==== Exercise data ====

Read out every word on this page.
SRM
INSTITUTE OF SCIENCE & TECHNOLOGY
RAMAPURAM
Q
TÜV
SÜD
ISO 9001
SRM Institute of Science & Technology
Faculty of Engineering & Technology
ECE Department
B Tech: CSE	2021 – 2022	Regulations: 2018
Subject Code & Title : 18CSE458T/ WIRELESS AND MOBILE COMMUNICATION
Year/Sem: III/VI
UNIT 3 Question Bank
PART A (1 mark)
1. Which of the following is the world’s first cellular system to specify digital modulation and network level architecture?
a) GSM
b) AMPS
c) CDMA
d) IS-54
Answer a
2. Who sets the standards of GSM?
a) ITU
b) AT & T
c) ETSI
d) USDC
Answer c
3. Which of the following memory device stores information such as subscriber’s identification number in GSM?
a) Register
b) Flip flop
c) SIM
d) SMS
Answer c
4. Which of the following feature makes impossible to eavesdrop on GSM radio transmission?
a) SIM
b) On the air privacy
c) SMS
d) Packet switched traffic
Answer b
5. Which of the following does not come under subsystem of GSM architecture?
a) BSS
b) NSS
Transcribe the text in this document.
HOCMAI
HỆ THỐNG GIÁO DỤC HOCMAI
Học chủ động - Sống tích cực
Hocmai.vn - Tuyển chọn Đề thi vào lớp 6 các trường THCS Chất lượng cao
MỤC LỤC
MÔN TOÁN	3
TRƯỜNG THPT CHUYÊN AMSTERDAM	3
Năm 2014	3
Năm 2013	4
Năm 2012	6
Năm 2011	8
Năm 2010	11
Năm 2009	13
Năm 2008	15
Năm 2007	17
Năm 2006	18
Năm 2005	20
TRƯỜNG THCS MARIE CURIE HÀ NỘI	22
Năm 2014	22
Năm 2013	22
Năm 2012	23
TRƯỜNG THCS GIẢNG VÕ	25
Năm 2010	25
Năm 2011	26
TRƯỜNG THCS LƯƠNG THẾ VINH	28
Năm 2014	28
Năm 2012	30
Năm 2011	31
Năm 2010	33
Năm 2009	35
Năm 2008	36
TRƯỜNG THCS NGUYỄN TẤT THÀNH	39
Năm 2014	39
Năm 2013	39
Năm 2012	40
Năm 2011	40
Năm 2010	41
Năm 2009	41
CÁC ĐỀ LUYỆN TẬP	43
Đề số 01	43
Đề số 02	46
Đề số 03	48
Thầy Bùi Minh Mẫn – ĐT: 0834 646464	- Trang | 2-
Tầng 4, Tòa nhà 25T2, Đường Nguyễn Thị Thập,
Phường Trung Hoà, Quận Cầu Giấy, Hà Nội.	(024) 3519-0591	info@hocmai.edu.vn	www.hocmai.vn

====

## Work to do
Which lines of the data include "THCS"? Copy each of them.

## Output for this task
Hocmai.vn - Tuyển chọn Đề thi vào lớp 6 các trường THCS Chất lượng cao
TRƯỜNG THCS MARIE CURIE HÀ NỘI	22
TRƯỜNG THCS GIẢNG VÕ	25
TRƯỜNG THCS LƯƠNG THẾ VINH	28
TRƯỜNG THCS NGUYỄN TẤT THÀNH	39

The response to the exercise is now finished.